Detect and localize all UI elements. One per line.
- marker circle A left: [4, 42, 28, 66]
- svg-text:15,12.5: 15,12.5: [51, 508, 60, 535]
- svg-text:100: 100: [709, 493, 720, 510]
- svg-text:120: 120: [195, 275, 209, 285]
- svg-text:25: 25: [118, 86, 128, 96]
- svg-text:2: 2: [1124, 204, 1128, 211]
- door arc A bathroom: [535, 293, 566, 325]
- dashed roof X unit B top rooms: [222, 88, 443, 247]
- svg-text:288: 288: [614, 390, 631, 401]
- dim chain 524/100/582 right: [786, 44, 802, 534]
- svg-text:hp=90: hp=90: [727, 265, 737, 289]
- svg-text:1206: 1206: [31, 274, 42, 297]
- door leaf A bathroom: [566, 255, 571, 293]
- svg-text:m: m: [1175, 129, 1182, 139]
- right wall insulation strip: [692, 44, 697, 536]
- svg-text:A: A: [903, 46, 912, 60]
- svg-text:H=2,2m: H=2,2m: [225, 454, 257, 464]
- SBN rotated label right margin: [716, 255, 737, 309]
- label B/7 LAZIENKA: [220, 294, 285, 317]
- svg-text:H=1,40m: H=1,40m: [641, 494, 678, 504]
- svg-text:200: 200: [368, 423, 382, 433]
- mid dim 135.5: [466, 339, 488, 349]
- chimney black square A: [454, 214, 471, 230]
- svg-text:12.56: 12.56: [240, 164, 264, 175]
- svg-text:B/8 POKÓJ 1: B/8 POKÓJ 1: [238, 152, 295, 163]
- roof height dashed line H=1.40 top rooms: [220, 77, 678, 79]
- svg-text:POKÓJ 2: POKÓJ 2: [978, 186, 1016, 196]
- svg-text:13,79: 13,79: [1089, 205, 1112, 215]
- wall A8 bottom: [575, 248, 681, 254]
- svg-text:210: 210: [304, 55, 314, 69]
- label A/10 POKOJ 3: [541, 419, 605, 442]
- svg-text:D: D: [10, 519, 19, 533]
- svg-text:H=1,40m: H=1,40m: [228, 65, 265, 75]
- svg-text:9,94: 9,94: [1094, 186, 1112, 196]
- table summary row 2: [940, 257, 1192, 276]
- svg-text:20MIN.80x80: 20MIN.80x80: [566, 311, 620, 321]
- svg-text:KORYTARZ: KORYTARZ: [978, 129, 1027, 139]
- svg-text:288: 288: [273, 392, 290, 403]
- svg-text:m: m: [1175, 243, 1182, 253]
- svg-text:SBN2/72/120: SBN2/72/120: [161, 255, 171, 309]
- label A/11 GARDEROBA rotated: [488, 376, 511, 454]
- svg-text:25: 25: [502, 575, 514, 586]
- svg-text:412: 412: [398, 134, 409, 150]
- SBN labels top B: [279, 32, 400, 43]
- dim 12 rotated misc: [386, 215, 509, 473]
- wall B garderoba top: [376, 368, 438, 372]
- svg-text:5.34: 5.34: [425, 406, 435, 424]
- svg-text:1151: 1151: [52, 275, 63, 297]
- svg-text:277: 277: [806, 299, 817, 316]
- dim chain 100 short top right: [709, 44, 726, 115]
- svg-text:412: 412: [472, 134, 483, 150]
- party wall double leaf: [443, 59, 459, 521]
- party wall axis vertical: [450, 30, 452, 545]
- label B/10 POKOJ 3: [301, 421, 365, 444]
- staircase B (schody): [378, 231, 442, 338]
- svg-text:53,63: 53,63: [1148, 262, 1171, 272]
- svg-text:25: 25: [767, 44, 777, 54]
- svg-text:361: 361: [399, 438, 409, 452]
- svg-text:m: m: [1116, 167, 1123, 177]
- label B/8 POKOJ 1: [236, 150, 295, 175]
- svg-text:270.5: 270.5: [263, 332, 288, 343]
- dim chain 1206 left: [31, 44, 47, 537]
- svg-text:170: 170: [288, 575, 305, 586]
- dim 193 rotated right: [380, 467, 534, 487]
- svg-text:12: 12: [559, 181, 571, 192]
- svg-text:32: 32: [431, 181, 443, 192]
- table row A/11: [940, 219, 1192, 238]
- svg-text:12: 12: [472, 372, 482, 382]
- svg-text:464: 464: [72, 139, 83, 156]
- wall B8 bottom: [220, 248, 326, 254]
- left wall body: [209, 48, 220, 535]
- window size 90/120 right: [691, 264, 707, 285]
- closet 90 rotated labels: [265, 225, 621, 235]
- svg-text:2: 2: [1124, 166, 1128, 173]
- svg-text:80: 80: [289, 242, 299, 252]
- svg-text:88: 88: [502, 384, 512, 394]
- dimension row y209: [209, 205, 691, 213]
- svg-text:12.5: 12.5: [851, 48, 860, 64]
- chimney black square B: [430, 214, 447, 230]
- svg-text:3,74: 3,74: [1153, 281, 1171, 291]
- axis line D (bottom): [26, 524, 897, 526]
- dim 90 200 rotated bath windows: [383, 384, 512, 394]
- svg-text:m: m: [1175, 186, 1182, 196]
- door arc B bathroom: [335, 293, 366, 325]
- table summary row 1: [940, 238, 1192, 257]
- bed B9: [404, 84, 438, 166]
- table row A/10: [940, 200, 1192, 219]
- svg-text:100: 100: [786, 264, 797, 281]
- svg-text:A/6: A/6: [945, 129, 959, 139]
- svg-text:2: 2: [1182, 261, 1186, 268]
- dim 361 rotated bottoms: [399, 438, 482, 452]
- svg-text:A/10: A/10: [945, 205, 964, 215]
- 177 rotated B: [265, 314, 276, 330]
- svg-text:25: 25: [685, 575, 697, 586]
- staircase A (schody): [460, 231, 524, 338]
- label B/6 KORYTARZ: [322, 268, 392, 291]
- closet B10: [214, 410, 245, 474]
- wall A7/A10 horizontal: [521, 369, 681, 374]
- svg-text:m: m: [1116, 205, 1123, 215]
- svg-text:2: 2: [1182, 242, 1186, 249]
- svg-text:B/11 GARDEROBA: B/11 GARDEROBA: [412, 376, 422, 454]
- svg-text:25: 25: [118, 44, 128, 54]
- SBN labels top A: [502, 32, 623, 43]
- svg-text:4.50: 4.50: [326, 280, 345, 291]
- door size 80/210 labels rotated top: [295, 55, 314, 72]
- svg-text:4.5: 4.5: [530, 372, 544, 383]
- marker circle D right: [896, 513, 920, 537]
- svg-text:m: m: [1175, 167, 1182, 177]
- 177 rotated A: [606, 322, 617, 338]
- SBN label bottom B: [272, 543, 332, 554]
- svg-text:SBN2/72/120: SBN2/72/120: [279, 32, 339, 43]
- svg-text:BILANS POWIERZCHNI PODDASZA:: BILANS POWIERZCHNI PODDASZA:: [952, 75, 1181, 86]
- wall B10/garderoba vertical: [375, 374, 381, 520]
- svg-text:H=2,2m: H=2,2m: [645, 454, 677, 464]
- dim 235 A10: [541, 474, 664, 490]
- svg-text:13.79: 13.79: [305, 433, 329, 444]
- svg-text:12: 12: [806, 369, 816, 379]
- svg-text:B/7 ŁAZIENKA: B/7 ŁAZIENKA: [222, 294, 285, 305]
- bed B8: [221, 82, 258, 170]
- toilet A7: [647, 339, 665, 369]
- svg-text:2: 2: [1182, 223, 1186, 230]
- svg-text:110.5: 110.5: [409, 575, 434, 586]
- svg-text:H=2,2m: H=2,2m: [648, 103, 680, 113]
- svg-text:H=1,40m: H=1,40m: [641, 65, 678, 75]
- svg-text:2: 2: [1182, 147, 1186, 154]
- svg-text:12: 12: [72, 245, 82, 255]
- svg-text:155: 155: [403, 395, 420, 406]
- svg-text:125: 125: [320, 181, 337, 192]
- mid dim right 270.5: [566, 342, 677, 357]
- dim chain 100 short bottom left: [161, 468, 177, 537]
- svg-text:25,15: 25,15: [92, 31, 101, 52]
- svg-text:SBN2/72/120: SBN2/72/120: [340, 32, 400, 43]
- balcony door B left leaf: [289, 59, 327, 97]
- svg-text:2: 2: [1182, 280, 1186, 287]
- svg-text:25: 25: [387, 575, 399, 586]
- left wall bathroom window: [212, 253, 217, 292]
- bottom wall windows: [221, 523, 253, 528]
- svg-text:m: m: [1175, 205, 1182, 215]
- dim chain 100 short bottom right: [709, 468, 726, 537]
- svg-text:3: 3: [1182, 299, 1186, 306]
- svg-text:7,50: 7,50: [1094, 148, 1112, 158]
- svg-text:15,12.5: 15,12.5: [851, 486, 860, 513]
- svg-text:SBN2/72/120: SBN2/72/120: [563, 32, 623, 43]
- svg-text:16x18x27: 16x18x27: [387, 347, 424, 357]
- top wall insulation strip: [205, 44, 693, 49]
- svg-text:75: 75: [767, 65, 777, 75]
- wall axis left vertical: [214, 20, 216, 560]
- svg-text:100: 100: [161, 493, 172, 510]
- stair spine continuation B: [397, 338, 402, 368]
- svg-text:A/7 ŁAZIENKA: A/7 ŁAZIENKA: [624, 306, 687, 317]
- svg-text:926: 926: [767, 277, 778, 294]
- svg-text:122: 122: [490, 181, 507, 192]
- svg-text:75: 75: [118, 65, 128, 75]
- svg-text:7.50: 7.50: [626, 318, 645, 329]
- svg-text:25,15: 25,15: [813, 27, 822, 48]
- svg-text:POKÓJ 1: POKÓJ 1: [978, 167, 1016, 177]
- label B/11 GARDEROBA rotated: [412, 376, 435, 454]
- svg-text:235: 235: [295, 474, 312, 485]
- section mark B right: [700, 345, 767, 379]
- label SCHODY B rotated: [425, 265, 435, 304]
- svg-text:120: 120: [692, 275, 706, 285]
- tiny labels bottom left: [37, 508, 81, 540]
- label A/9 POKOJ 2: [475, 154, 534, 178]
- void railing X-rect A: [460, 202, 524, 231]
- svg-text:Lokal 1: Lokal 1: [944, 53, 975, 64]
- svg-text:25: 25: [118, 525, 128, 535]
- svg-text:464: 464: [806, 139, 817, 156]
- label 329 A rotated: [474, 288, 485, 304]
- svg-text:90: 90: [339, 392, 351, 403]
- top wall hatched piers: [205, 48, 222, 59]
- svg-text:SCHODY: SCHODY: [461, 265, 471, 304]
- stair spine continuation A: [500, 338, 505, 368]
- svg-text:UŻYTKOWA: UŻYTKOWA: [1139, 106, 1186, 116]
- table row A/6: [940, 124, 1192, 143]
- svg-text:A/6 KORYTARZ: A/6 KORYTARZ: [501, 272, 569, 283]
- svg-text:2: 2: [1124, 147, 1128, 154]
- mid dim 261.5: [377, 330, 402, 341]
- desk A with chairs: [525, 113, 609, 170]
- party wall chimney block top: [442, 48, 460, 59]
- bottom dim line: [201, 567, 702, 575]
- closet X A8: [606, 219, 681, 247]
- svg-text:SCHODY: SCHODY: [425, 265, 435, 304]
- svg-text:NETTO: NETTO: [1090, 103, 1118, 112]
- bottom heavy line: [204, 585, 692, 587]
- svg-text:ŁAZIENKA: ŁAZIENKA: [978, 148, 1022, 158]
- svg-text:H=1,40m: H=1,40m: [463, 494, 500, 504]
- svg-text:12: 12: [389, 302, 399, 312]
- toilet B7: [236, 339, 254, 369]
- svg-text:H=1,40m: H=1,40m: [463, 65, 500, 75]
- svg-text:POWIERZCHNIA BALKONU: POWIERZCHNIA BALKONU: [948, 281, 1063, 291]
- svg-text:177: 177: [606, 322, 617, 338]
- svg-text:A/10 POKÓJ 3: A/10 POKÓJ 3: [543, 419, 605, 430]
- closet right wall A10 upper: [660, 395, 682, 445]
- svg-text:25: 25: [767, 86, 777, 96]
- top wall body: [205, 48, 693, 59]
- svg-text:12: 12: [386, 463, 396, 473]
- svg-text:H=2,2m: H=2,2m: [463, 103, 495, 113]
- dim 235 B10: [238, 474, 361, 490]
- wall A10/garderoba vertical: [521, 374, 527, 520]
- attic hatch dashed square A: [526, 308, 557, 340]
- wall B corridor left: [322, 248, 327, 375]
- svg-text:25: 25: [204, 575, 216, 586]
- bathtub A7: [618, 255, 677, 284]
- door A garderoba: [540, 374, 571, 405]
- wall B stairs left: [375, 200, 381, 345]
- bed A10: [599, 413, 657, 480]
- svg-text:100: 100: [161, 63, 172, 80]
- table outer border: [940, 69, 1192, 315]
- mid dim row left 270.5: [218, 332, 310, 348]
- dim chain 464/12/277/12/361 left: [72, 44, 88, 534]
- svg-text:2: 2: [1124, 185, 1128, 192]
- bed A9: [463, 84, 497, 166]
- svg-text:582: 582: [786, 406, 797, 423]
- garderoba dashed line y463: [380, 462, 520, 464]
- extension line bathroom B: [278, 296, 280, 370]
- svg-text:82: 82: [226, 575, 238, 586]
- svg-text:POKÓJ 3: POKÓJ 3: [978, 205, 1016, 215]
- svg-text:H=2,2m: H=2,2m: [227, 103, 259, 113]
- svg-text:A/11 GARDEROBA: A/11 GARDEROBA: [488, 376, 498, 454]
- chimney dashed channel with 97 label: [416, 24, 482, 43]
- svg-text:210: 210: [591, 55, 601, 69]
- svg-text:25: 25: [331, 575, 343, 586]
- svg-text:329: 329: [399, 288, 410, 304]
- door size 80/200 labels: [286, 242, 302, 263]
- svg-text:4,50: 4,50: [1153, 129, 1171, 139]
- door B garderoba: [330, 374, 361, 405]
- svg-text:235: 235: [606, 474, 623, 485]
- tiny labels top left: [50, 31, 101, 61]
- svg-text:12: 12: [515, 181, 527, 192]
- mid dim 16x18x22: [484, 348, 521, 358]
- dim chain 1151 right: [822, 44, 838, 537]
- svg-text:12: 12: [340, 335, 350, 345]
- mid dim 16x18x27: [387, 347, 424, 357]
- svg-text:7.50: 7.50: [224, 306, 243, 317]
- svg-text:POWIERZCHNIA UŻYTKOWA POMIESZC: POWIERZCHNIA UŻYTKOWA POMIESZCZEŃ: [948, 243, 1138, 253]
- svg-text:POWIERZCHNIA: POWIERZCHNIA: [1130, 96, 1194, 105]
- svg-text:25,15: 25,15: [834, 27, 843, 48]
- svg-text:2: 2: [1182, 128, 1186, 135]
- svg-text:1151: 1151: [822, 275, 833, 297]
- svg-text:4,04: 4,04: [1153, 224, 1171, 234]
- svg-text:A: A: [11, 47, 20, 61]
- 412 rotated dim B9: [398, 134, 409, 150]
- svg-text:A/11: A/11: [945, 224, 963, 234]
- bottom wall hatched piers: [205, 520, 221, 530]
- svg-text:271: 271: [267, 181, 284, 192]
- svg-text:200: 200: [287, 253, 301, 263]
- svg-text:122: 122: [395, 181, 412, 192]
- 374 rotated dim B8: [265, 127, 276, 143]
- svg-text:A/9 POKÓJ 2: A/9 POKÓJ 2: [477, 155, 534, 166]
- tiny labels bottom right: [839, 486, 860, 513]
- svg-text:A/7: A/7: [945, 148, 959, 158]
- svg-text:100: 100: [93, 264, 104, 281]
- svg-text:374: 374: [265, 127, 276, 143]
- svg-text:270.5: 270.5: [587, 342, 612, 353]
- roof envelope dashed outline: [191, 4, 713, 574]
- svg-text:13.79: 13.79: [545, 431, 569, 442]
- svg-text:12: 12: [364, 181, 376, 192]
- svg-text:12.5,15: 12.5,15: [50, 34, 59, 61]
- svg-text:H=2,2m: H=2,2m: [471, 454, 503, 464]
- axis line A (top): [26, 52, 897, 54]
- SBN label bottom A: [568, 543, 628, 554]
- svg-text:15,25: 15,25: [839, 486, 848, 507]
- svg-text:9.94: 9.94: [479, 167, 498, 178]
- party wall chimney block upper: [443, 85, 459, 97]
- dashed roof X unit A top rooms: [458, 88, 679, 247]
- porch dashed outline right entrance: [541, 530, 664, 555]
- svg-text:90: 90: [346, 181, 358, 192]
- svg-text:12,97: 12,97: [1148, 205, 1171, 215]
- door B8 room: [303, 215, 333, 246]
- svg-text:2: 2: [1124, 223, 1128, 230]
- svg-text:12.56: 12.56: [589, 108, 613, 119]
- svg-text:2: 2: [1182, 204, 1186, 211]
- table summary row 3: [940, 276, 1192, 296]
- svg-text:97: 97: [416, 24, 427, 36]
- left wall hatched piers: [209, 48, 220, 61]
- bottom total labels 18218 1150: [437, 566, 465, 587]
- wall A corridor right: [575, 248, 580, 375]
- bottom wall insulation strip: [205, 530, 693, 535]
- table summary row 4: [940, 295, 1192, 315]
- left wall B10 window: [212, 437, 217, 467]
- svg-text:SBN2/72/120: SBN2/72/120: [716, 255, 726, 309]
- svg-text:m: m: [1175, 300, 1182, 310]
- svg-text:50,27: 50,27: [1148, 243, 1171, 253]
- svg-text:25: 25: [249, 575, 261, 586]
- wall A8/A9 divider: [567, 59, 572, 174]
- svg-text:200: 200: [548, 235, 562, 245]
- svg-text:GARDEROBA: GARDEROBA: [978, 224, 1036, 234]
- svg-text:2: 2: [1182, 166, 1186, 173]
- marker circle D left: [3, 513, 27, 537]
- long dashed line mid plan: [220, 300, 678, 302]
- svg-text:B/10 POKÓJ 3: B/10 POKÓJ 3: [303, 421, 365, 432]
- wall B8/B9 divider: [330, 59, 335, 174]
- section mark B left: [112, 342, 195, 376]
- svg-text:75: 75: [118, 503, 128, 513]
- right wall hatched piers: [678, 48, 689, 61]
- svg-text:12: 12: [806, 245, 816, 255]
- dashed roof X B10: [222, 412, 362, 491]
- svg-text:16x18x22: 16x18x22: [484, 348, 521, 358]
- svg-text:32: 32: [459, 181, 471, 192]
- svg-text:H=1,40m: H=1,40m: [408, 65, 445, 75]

### Aim
Write out the records word for word from their first line through the line containing "- svg-text:D: D: [10, 519, 19, 533]", including both of those lines.

### Full answer
Detect and localize all UI elements. One per line.
- marker circle A left: [4, 42, 28, 66]
- svg-text:15,12.5: 15,12.5: [51, 508, 60, 535]
- svg-text:100: 100: [709, 493, 720, 510]
- svg-text:120: 120: [195, 275, 209, 285]
- svg-text:25: 25: [118, 86, 128, 96]
- svg-text:2: 2: [1124, 204, 1128, 211]
- door arc A bathroom: [535, 293, 566, 325]
- dashed roof X unit B top rooms: [222, 88, 443, 247]
- svg-text:288: 288: [614, 390, 631, 401]
- dim chain 524/100/582 right: [786, 44, 802, 534]
- svg-text:hp=90: hp=90: [727, 265, 737, 289]
- svg-text:1206: 1206: [31, 274, 42, 297]
- door leaf A bathroom: [566, 255, 571, 293]
- svg-text:m: m: [1175, 129, 1182, 139]
- right wall insulation strip: [692, 44, 697, 536]
- svg-text:A: A: [903, 46, 912, 60]
- svg-text:H=2,2m: H=2,2m: [225, 454, 257, 464]
- SBN rotated label right margin: [716, 255, 737, 309]
- label B/7 LAZIENKA: [220, 294, 285, 317]
- svg-text:H=1,40m: H=1,40m: [641, 494, 678, 504]
- svg-text:200: 200: [368, 423, 382, 433]
- mid dim 135.5: [466, 339, 488, 349]
- chimney black square A: [454, 214, 471, 230]
- svg-text:12.56: 12.56: [240, 164, 264, 175]
- svg-text:B/8 POKÓJ 1: B/8 POKÓJ 1: [238, 152, 295, 163]
- roof height dashed line H=1.40 top rooms: [220, 77, 678, 79]
- svg-text:POKÓJ 2: POKÓJ 2: [978, 186, 1016, 196]
- svg-text:13,79: 13,79: [1089, 205, 1112, 215]
- wall A8 bottom: [575, 248, 681, 254]
- svg-text:210: 210: [304, 55, 314, 69]
- label A/10 POKOJ 3: [541, 419, 605, 442]
- svg-text:D: D: [10, 519, 19, 533]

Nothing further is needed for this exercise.